• _What the exercise asks_
Each line that contains the string "marginal" counts once; report how many such lines appear in the data, as a number only.

• _Data listing_
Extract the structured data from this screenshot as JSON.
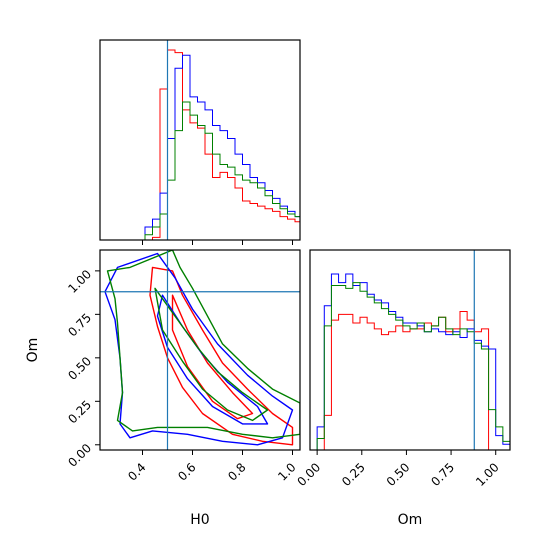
{
  "figure": {
    "type": "corner",
    "parameters": [
      "H0",
      "Om"
    ],
    "truth": {
      "H0": 0.5,
      "Om": 0.88
    },
    "colors": {
      "series": [
        "#ff0000",
        "#0000ff",
        "#008000"
      ],
      "truth_line": "#1f77b4"
    }
  },
  "chart_data": [
    {
      "type": "histogram",
      "panel": "H0 marginal",
      "x_range": [
        0.23,
        1.03
      ],
      "bin_edges": [
        0.23,
        0.26,
        0.29,
        0.32,
        0.35,
        0.38,
        0.41,
        0.44,
        0.47,
        0.5,
        0.53,
        0.56,
        0.59,
        0.62,
        0.65,
        0.68,
        0.71,
        0.74,
        0.77,
        0.8,
        0.83,
        0.86,
        0.89,
        0.92,
        0.95,
        0.98,
        1.01,
        1.03
      ],
      "series": [
        {
          "color": "#ff0000",
          "values": [
            0,
            0,
            0,
            0,
            0,
            0,
            0,
            0.01,
            0.58,
            0.73,
            0.72,
            0.5,
            0.45,
            0.43,
            0.33,
            0.24,
            0.26,
            0.24,
            0.2,
            0.15,
            0.14,
            0.13,
            0.12,
            0.11,
            0.09,
            0.08,
            0.07
          ]
        },
        {
          "color": "#0000ff",
          "values": [
            0,
            0,
            0,
            0,
            0,
            0,
            0.05,
            0.08,
            0.18,
            0.39,
            0.66,
            0.71,
            0.55,
            0.53,
            0.5,
            0.44,
            0.42,
            0.39,
            0.33,
            0.29,
            0.24,
            0.22,
            0.19,
            0.16,
            0.13,
            0.11,
            0.09
          ]
        },
        {
          "color": "#008000",
          "values": [
            0,
            0,
            0,
            0,
            0,
            0,
            0.02,
            0.05,
            0.1,
            0.23,
            0.42,
            0.53,
            0.48,
            0.44,
            0.41,
            0.33,
            0.29,
            0.28,
            0.25,
            0.23,
            0.22,
            0.2,
            0.17,
            0.14,
            0.12,
            0.1,
            0.09
          ]
        }
      ],
      "x_ticks": [
        0.4,
        0.6,
        0.8,
        1.0
      ]
    },
    {
      "type": "contour",
      "panel": "H0 vs Om",
      "xlabel": "H0",
      "ylabel": "Om",
      "x_range": [
        0.23,
        1.03
      ],
      "y_range": [
        -0.03,
        1.12
      ],
      "x_ticks": [
        "0.4",
        "0.6",
        "0.8",
        "1.0"
      ],
      "y_ticks": [
        "0.00",
        "0.25",
        "0.50",
        "0.75",
        "1.00"
      ],
      "series": [
        {
          "color": "#ff0000",
          "contours": [
            [
              [
                0.44,
                1.02
              ],
              [
                0.52,
                1.0
              ],
              [
                0.56,
                0.86
              ],
              [
                0.64,
                0.66
              ],
              [
                0.72,
                0.47
              ],
              [
                0.82,
                0.32
              ],
              [
                0.92,
                0.18
              ],
              [
                1.0,
                0.1
              ],
              [
                1.0,
                0.0
              ],
              [
                0.88,
                0.02
              ],
              [
                0.76,
                0.06
              ],
              [
                0.64,
                0.18
              ],
              [
                0.56,
                0.33
              ],
              [
                0.5,
                0.5
              ],
              [
                0.46,
                0.68
              ],
              [
                0.43,
                0.86
              ]
            ],
            [
              [
                0.52,
                0.86
              ],
              [
                0.58,
                0.66
              ],
              [
                0.66,
                0.47
              ],
              [
                0.76,
                0.3
              ],
              [
                0.84,
                0.18
              ],
              [
                0.78,
                0.15
              ],
              [
                0.68,
                0.25
              ],
              [
                0.58,
                0.45
              ],
              [
                0.52,
                0.66
              ]
            ]
          ]
        },
        {
          "color": "#0000ff",
          "contours": [
            [
              [
                0.3,
                1.02
              ],
              [
                0.46,
                1.1
              ],
              [
                0.53,
                0.96
              ],
              [
                0.6,
                0.78
              ],
              [
                0.7,
                0.58
              ],
              [
                0.82,
                0.4
              ],
              [
                0.92,
                0.28
              ],
              [
                1.0,
                0.2
              ],
              [
                0.96,
                0.04
              ],
              [
                0.86,
                0.0
              ],
              [
                0.72,
                0.02
              ],
              [
                0.58,
                0.06
              ],
              [
                0.44,
                0.08
              ],
              [
                0.35,
                0.04
              ],
              [
                0.31,
                0.12
              ],
              [
                0.32,
                0.3
              ],
              [
                0.31,
                0.5
              ],
              [
                0.29,
                0.72
              ],
              [
                0.25,
                0.88
              ]
            ],
            [
              [
                0.48,
                0.86
              ],
              [
                0.56,
                0.68
              ],
              [
                0.64,
                0.52
              ],
              [
                0.74,
                0.36
              ],
              [
                0.86,
                0.22
              ],
              [
                0.9,
                0.12
              ],
              [
                0.8,
                0.12
              ],
              [
                0.68,
                0.22
              ],
              [
                0.58,
                0.38
              ],
              [
                0.5,
                0.56
              ],
              [
                0.46,
                0.74
              ]
            ]
          ]
        },
        {
          "color": "#008000",
          "contours": [
            [
              [
                0.35,
                1.02
              ],
              [
                0.52,
                1.12
              ],
              [
                0.55,
                1.02
              ],
              [
                0.6,
                0.9
              ],
              [
                0.66,
                0.74
              ],
              [
                0.72,
                0.58
              ],
              [
                0.82,
                0.44
              ],
              [
                0.92,
                0.32
              ],
              [
                1.03,
                0.24
              ],
              [
                1.03,
                0.06
              ],
              [
                0.92,
                0.04
              ],
              [
                0.8,
                0.06
              ],
              [
                0.66,
                0.1
              ],
              [
                0.56,
                0.1
              ],
              [
                0.46,
                0.1
              ],
              [
                0.36,
                0.08
              ],
              [
                0.3,
                0.14
              ],
              [
                0.32,
                0.3
              ],
              [
                0.31,
                0.5
              ],
              [
                0.3,
                0.7
              ],
              [
                0.29,
                0.84
              ],
              [
                0.26,
                1.0
              ]
            ],
            [
              [
                0.45,
                0.9
              ],
              [
                0.54,
                0.72
              ],
              [
                0.62,
                0.56
              ],
              [
                0.7,
                0.42
              ],
              [
                0.8,
                0.3
              ],
              [
                0.9,
                0.2
              ],
              [
                0.84,
                0.14
              ],
              [
                0.74,
                0.2
              ],
              [
                0.64,
                0.32
              ],
              [
                0.56,
                0.48
              ],
              [
                0.48,
                0.66
              ]
            ]
          ]
        }
      ]
    },
    {
      "type": "histogram",
      "panel": "Om marginal",
      "xlabel": "Om",
      "x_range": [
        -0.04,
        1.08
      ],
      "bin_edges": [
        -0.04,
        0.0,
        0.04,
        0.08,
        0.12,
        0.16,
        0.2,
        0.24,
        0.28,
        0.32,
        0.36,
        0.4,
        0.44,
        0.48,
        0.52,
        0.56,
        0.6,
        0.64,
        0.68,
        0.72,
        0.76,
        0.8,
        0.84,
        0.88,
        0.92,
        0.96,
        1.0,
        1.04,
        1.08
      ],
      "x_ticks": [
        "0.00",
        "0.25",
        "0.50",
        "0.75",
        "1.00"
      ],
      "series": [
        {
          "color": "#ff0000",
          "values": [
            0,
            0,
            0.12,
            0.45,
            0.47,
            0.47,
            0.44,
            0.46,
            0.44,
            0.42,
            0.4,
            0.41,
            0.43,
            0.41,
            0.42,
            0.42,
            0.44,
            0.43,
            0.46,
            0.41,
            0.42,
            0.48,
            0.45,
            0.41,
            0.42,
            0,
            0,
            0
          ]
        },
        {
          "color": "#0000ff",
          "values": [
            0,
            0.08,
            0.5,
            0.61,
            0.58,
            0.61,
            0.57,
            0.58,
            0.54,
            0.52,
            0.51,
            0.48,
            0.46,
            0.44,
            0.44,
            0.43,
            0.41,
            0.42,
            0.41,
            0.4,
            0.41,
            0.39,
            0.42,
            0.38,
            0.36,
            0.35,
            0.05,
            0.02
          ]
        },
        {
          "color": "#008000",
          "values": [
            0,
            0.04,
            0.43,
            0.57,
            0.57,
            0.56,
            0.58,
            0.55,
            0.53,
            0.51,
            0.49,
            0.47,
            0.45,
            0.43,
            0.42,
            0.44,
            0.41,
            0.43,
            0.46,
            0.42,
            0.4,
            0.42,
            0.41,
            0.37,
            0.35,
            0.14,
            0.08,
            0.03
          ]
        }
      ]
    }
  ]
}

• _Answer to this exercise_
2